RAW RECORDS:
— begin —

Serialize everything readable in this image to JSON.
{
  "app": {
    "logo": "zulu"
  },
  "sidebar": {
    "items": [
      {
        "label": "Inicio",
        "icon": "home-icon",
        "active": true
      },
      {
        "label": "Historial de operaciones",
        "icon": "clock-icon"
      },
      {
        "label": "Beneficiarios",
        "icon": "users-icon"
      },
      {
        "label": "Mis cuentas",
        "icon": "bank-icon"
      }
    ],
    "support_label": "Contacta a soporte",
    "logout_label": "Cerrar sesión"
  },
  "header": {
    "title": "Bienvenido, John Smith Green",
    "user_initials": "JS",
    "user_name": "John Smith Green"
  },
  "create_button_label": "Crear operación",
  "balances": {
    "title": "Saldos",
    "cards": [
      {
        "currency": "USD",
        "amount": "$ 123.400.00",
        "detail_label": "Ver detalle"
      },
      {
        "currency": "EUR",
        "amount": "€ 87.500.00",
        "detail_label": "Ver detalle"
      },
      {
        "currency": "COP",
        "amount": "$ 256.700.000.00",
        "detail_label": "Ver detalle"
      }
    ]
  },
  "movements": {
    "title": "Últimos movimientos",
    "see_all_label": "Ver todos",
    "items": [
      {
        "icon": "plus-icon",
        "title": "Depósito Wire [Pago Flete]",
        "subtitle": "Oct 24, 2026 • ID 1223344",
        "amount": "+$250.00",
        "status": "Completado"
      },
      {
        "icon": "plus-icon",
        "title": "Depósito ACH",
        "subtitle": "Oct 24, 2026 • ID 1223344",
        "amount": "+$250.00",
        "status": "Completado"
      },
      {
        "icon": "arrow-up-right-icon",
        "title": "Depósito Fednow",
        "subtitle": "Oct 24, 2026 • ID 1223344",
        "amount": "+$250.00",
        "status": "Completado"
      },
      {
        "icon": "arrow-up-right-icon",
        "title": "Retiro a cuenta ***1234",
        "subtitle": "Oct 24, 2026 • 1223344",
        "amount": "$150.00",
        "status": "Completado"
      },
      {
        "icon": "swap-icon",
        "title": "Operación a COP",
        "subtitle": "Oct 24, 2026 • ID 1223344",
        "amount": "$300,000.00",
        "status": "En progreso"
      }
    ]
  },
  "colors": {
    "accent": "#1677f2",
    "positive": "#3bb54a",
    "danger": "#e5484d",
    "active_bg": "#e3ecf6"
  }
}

— end —

GIVEN EXERCISE: Quote the data in full, keeping each word unchanged.

ANSWER TO THE EXERCISE:
Serialize everything readable in this image to JSON.
{
  "app": {
    "logo": "zulu"
  },
  "sidebar": {
    "items": [
      {
        "label": "Inicio",
        "icon": "home-icon",
        "active": true
      },
      {
        "label": "Historial de operaciones",
        "icon": "clock-icon"
      },
      {
        "label": "Beneficiarios",
        "icon": "users-icon"
      },
      {
        "label": "Mis cuentas",
        "icon": "bank-icon"
      }
    ],
    "support_label": "Contacta a soporte",
    "logout_label": "Cerrar sesión"
  },
  "header": {
    "title": "Bienvenido, John Smith Green",
    "user_initials": "JS",
    "user_name": "John Smith Green"
  },
  "create_button_label": "Crear operación",
  "balances": {
    "title": "Saldos",
    "cards": [
      {
        "currency": "USD",
        "amount": "$ 123.400.00",
        "detail_label": "Ver detalle"
      },
      {
        "currency": "EUR",
        "amount": "€ 87.500.00",
        "detail_label": "Ver detalle"
      },
      {
        "currency": "COP",
        "amount": "$ 256.700.000.00",
        "detail_label": "Ver detalle"
      }
    ]
  },
  "movements": {
    "title": "Últimos movimientos",
    "see_all_label": "Ver todos",
    "items": [
      {
        "icon": "plus-icon",
        "title": "Depósito Wire [Pago Flete]",
        "subtitle": "Oct 24, 2026 • ID 1223344",
        "amount": "+$250.00",
        "status": "Completado"
      },
      {
        "icon": "plus-icon",
        "title": "Depósito ACH",
        "subtitle": "Oct 24, 2026 • ID 1223344",
        "amount": "+$250.00",
        "status": "Completado"
      },
      {
        "icon": "arrow-up-right-icon",
        "title": "Depósito Fednow",
        "subtitle": "Oct 24, 2026 • ID 1223344",
        "amount": "+$250.00",
        "status": "Completado"
      },
      {
        "icon": "arrow-up-right-icon",
        "title": "Retiro a cuenta ***1234",
        "subtitle": "Oct 24, 2026 • 1223344",
        "amount": "$150.00",
        "status": "Completado"
      },
      {
        "icon": "swap-icon",
        "title": "Operación a COP",
        "subtitle": "Oct 24, 2026 • ID 1223344",
        "amount": "$300,000.00",
        "status": "En progreso"
      }
    ]
  },
  "colors": {
    "accent": "#1677f2",
    "positive": "#3bb54a",
    "danger": "#e5484d",
    "active_bg": "#e3ecf6"
  }
}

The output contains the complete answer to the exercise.